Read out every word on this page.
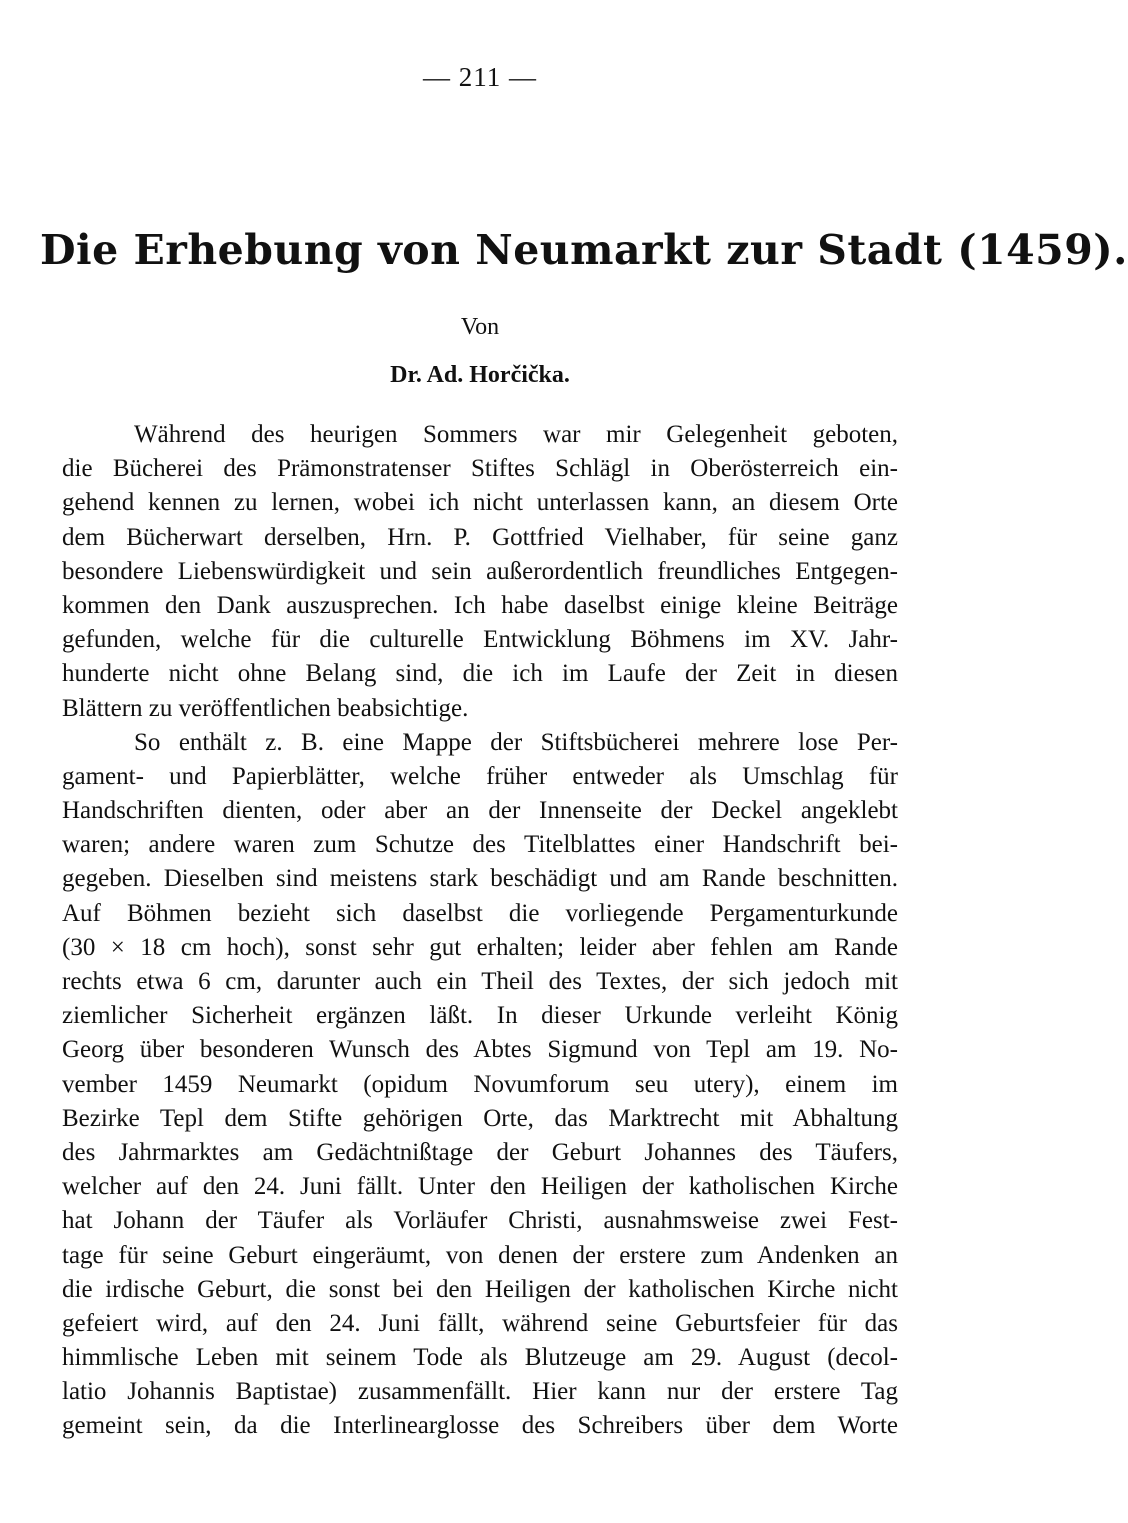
— 211 —
Die Erhebung von Neumarkt zur Stadt (1459).
Von
Dr. Ad. Horčička.
Während des heurigen Sommers war mir Gelegenheit geboten,
die Bücherei des Prämonstratenser Stiftes Schlägl in Oberösterreich ein-
gehend kennen zu lernen, wobei ich nicht unterlassen kann, an diesem Orte
dem Bücherwart derselben, Hrn. P. Gottfried Vielhaber, für seine ganz
besondere Liebenswürdigkeit und sein außerordentlich freundliches Entgegen-
kommen den Dank auszusprechen. Ich habe daselbst einige kleine Beiträge
gefunden, welche für die culturelle Entwicklung Böhmens im XV. Jahr-
hunderte nicht ohne Belang sind, die ich im Laufe der Zeit in diesen
Blättern zu veröffentlichen beabsichtige.
So enthält z. B. eine Mappe der Stiftsbücherei mehrere lose Per-
gament- und Papierblätter, welche früher entweder als Umschlag für
Handschriften dienten, oder aber an der Innenseite der Deckel angeklebt
waren; andere waren zum Schutze des Titelblattes einer Handschrift bei-
gegeben. Dieselben sind meistens stark beschädigt und am Rande beschnitten.
Auf Böhmen bezieht sich daselbst die vorliegende Pergamenturkunde
(30 × 18 cm hoch), sonst sehr gut erhalten; leider aber fehlen am Rande
rechts etwa 6 cm, darunter auch ein Theil des Textes, der sich jedoch mit
ziemlicher Sicherheit ergänzen läßt. In dieser Urkunde verleiht König
Georg über besonderen Wunsch des Abtes Sigmund von Tepl am 19. No-
vember 1459 Neumarkt (opidum Novumforum seu utery), einem im
Bezirke Tepl dem Stifte gehörigen Orte, das Marktrecht mit Abhaltung
des Jahrmarktes am Gedächtnißtage der Geburt Johannes des Täufers,
welcher auf den 24. Juni fällt. Unter den Heiligen der katholischen Kirche
hat Johann der Täufer als Vorläufer Christi, ausnahmsweise zwei Fest-
tage für seine Geburt eingeräumt, von denen der erstere zum Andenken an
die irdische Geburt, die sonst bei den Heiligen der katholischen Kirche nicht
gefeiert wird, auf den 24. Juni fällt, während seine Geburtsfeier für das
himmlische Leben mit seinem Tode als Blutzeuge am 29. August (decol-
latio Johannis Baptistae) zusammenfällt. Hier kann nur der erstere Tag
gemeint sein, da die Interlinearglosse des Schreibers über dem Worte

### What the exercise asks
Extract all lines from the data in which "Heiligen" is found.

### The output
welcher auf den 24. Juni fällt. Unter den Heiligen der katholischen Kirche
die irdische Geburt, die sonst bei den Heiligen der katholischen Kirche nicht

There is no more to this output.